Start of RAW RECORDS

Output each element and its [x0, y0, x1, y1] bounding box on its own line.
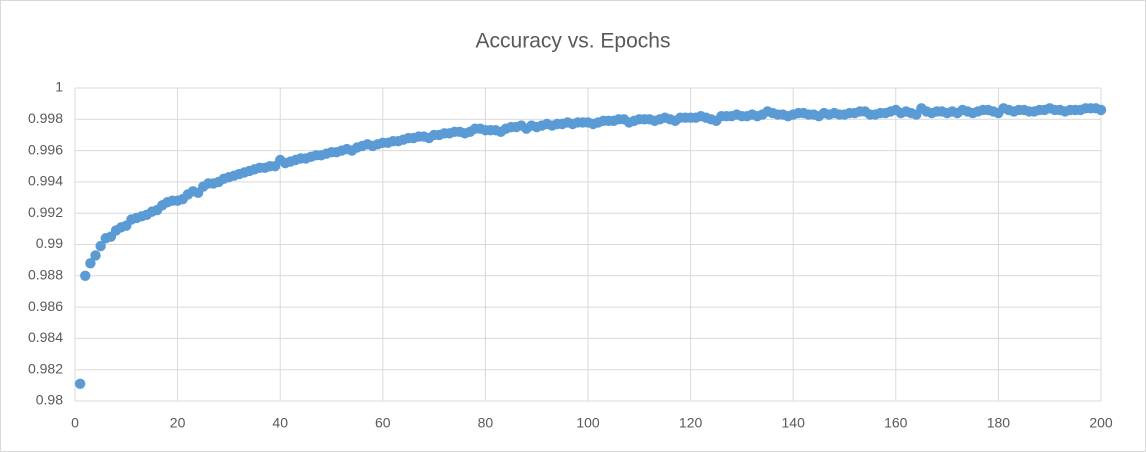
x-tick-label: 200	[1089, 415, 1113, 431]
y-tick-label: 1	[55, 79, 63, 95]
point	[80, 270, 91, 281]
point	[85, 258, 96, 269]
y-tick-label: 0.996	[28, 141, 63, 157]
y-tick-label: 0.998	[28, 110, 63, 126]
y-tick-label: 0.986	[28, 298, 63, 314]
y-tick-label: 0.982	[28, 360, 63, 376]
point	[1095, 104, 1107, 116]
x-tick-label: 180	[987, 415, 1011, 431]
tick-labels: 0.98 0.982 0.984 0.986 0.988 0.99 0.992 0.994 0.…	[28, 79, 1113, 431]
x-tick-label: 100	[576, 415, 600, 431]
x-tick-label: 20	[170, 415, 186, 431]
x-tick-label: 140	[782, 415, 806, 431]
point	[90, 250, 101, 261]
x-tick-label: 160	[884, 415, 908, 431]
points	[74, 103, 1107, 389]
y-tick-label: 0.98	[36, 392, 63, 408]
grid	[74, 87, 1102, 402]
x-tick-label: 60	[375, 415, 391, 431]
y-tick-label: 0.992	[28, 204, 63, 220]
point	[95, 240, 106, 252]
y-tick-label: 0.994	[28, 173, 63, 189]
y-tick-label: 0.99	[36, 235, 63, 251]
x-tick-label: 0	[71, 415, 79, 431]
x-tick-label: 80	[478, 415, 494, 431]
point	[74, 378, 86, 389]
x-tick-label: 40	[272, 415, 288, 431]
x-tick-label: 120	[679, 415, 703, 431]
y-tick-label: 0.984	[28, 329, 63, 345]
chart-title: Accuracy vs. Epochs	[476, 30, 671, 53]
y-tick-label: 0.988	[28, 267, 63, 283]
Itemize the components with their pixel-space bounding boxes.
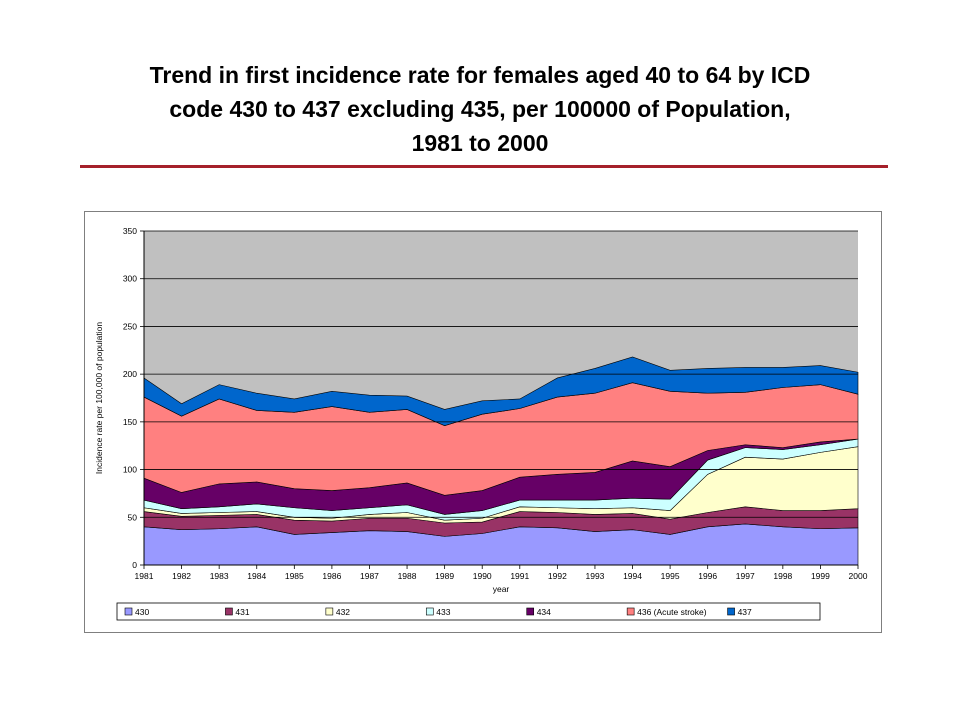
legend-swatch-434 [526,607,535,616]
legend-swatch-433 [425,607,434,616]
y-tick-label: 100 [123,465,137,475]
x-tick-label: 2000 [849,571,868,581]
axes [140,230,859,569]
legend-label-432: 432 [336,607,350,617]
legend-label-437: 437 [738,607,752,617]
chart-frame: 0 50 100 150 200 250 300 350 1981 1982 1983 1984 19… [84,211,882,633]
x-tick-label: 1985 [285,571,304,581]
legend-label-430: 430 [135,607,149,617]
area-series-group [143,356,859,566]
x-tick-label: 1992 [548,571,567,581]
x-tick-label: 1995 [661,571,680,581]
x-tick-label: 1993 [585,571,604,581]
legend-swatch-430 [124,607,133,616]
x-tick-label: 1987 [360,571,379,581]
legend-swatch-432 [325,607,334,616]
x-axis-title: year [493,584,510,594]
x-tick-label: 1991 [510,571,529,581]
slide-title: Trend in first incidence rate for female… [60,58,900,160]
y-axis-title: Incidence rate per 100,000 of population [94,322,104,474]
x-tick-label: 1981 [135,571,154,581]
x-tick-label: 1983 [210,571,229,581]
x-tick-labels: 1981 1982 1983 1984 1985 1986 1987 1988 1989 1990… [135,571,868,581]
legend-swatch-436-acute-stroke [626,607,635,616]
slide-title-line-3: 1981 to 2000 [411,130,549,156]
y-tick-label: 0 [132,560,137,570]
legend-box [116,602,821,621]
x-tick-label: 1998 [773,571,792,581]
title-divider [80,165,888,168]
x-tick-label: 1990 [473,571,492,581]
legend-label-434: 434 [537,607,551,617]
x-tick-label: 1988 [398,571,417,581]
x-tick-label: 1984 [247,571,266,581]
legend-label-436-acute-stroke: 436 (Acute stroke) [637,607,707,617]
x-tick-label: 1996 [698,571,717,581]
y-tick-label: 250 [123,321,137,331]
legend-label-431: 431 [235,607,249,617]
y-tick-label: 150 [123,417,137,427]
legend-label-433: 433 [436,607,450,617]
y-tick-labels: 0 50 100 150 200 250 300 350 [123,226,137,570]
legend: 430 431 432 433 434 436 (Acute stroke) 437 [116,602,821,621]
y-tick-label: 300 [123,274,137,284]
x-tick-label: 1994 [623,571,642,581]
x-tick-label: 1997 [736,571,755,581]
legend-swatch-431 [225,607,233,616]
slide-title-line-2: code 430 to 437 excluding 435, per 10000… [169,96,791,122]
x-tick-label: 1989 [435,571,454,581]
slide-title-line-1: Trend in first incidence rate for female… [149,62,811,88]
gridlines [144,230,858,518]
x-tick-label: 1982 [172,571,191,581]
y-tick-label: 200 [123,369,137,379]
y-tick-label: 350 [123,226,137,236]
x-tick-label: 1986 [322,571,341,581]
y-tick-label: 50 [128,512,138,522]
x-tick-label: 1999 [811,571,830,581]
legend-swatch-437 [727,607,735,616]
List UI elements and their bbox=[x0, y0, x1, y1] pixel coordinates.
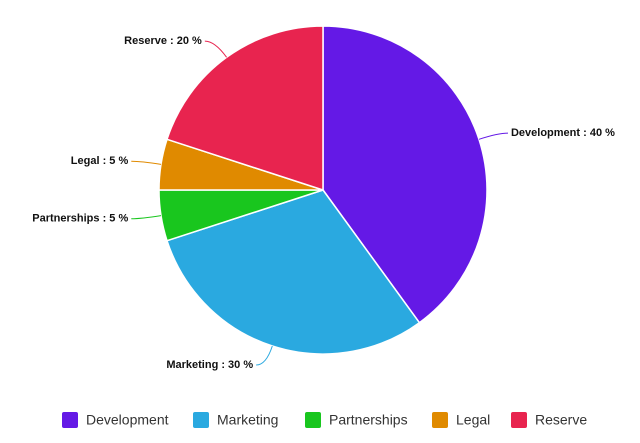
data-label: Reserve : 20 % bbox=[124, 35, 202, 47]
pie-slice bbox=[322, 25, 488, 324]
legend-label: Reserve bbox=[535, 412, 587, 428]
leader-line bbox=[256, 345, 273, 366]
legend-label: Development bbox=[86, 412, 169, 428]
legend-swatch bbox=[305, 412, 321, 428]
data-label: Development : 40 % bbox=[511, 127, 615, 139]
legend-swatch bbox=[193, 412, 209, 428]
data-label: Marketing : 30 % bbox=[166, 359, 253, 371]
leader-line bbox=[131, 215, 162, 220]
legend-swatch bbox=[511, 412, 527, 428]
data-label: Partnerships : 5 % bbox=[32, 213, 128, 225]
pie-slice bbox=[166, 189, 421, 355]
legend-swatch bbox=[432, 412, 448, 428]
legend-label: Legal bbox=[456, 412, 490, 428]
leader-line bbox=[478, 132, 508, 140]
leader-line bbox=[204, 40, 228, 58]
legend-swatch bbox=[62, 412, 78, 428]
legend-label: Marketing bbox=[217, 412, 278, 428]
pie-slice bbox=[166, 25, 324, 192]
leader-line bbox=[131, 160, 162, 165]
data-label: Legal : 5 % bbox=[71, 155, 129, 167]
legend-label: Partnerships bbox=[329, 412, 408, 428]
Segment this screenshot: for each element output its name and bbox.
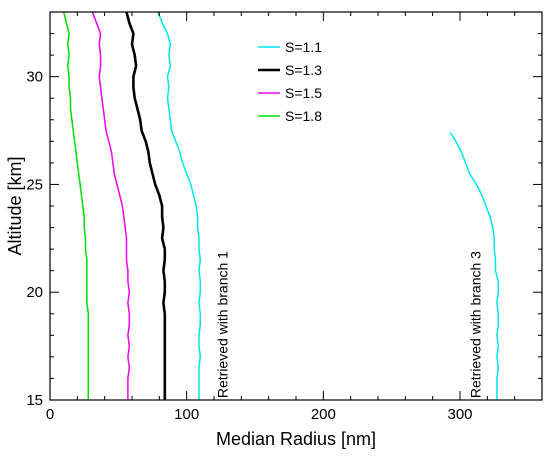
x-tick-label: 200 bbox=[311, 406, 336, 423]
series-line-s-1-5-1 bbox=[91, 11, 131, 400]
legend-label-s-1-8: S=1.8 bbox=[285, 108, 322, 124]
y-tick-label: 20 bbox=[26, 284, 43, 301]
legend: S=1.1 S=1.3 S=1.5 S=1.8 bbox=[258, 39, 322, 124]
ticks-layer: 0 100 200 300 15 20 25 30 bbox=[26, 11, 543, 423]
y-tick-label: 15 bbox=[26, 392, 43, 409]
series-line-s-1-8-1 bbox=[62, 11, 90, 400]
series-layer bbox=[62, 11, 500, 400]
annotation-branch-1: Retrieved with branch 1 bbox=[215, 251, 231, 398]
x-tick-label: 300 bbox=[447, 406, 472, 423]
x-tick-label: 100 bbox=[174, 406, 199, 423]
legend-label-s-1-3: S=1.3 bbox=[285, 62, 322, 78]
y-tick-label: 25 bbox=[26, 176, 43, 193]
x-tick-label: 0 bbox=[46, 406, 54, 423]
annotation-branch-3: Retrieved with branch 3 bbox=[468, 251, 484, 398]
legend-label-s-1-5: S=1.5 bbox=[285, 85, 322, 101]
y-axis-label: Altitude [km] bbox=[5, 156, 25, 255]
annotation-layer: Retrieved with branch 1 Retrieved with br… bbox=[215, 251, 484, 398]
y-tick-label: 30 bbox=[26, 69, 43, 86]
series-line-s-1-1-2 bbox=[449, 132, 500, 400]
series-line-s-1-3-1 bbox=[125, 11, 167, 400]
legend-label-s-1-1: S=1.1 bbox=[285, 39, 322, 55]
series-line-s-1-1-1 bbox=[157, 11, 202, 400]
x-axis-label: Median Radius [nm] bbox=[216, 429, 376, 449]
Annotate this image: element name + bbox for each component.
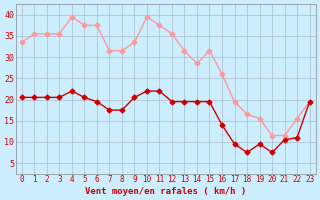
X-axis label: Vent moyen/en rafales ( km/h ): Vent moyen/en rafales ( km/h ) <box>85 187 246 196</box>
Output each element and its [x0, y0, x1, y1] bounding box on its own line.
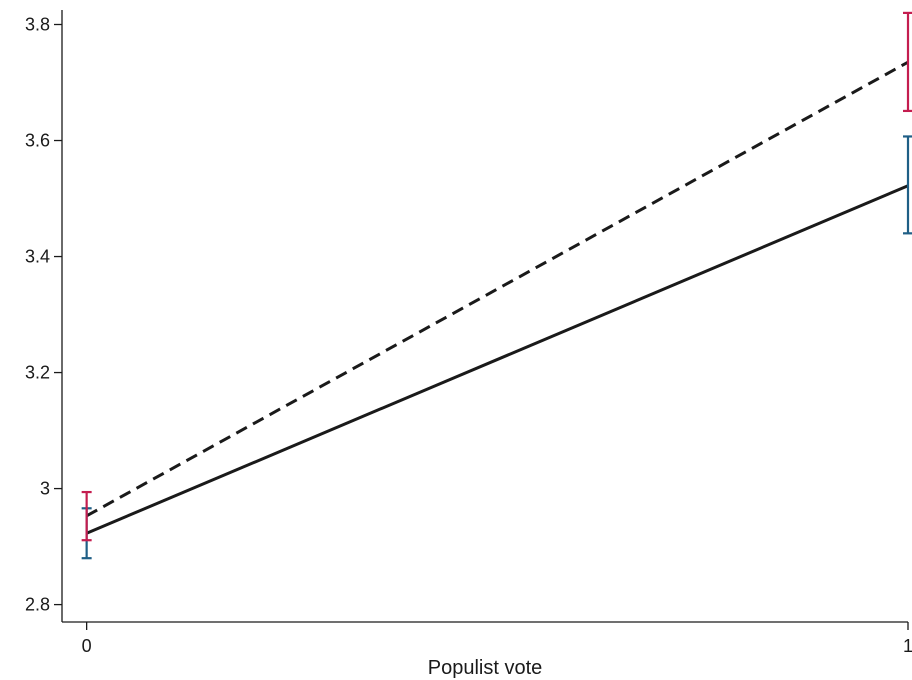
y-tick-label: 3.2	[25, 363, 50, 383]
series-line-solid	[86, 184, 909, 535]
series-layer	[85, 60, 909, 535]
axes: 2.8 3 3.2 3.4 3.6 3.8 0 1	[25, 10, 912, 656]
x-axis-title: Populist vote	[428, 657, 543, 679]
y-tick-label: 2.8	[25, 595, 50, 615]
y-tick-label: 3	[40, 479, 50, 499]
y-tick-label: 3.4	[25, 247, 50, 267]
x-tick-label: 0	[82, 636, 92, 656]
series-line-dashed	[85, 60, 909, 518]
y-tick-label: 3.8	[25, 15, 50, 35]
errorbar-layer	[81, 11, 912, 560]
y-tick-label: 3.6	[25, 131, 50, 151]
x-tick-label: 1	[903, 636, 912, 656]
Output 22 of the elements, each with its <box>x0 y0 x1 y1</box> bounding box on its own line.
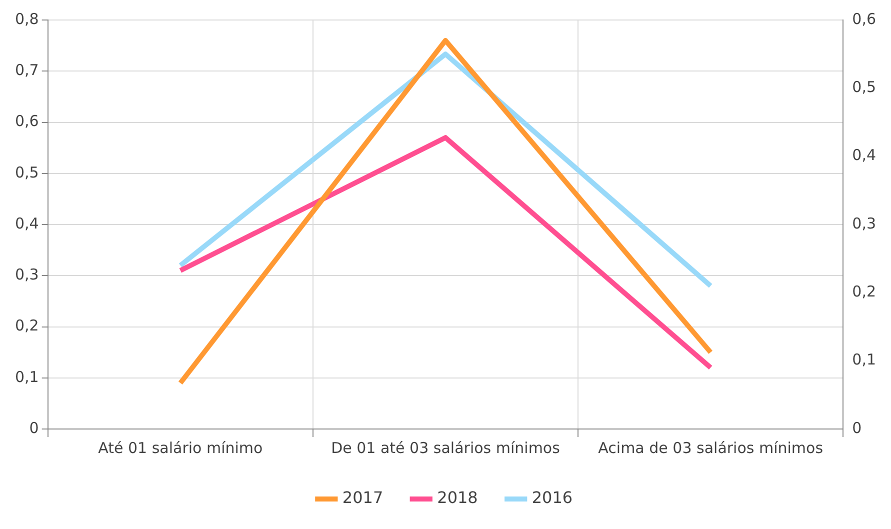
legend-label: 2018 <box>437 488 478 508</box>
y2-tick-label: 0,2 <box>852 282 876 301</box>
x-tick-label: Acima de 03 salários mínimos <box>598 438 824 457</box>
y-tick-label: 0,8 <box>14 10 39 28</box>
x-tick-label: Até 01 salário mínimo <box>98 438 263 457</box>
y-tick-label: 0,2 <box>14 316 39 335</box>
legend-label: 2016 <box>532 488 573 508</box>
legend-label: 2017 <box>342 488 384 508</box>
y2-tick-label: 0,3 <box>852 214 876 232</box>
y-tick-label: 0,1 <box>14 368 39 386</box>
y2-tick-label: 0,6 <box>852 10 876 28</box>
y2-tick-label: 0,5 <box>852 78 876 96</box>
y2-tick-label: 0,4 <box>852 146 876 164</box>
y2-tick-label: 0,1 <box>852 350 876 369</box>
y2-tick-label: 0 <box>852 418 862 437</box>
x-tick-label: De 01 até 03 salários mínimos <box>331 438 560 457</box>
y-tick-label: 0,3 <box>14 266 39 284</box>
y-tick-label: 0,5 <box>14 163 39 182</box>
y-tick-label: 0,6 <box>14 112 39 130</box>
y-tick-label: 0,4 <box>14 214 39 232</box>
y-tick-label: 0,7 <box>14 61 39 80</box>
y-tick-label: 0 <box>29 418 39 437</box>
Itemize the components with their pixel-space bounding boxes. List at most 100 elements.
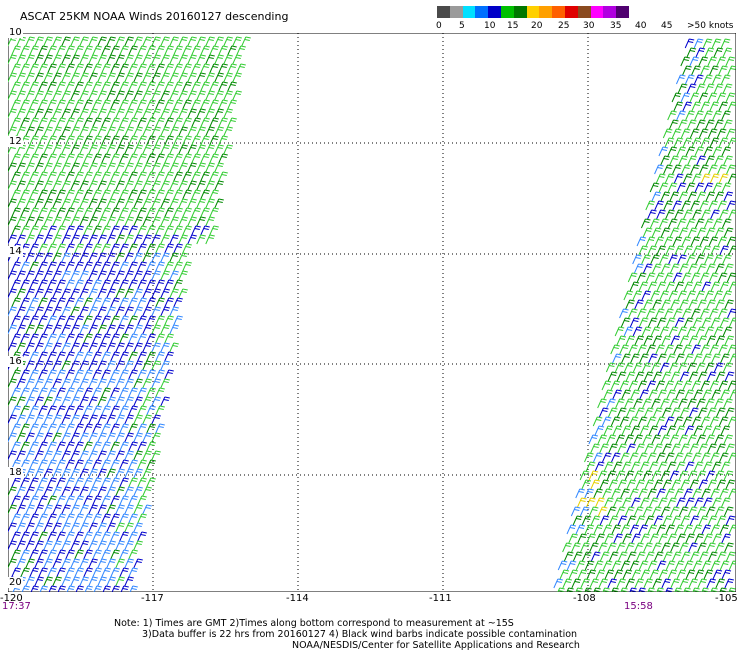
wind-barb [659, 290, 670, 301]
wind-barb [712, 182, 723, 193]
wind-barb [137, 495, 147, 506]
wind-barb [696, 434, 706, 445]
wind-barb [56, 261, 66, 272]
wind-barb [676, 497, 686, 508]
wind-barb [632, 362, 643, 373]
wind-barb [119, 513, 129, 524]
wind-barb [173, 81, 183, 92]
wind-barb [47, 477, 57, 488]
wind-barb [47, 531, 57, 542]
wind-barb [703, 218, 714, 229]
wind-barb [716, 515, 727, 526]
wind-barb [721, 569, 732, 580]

End of RAW RECORDS

Copy the lines starting at "x-tick-label: 200 bbox=[311, 406, 336, 423]" and ending at "series-line-s-1-8-1 bbox=[62, 11, 90, 400]", swapping "series-line" for "plot-line" and leaving everything else unchanged.

x-tick-label: 200 bbox=[311, 406, 336, 423]
plot-line-s-1-5-1 bbox=[91, 11, 131, 400]
legend-label-s-1-8: S=1.8 bbox=[285, 108, 322, 124]
y-tick-label: 20 bbox=[26, 284, 43, 301]
legend: S=1.1 S=1.3 S=1.5 S=1.8 bbox=[258, 39, 322, 124]
ticks-layer: 0 100 200 300 15 20 25 30 bbox=[26, 11, 543, 423]
y-tick-label: 15 bbox=[26, 392, 43, 409]
plot-line-s-1-8-1 bbox=[62, 11, 90, 400]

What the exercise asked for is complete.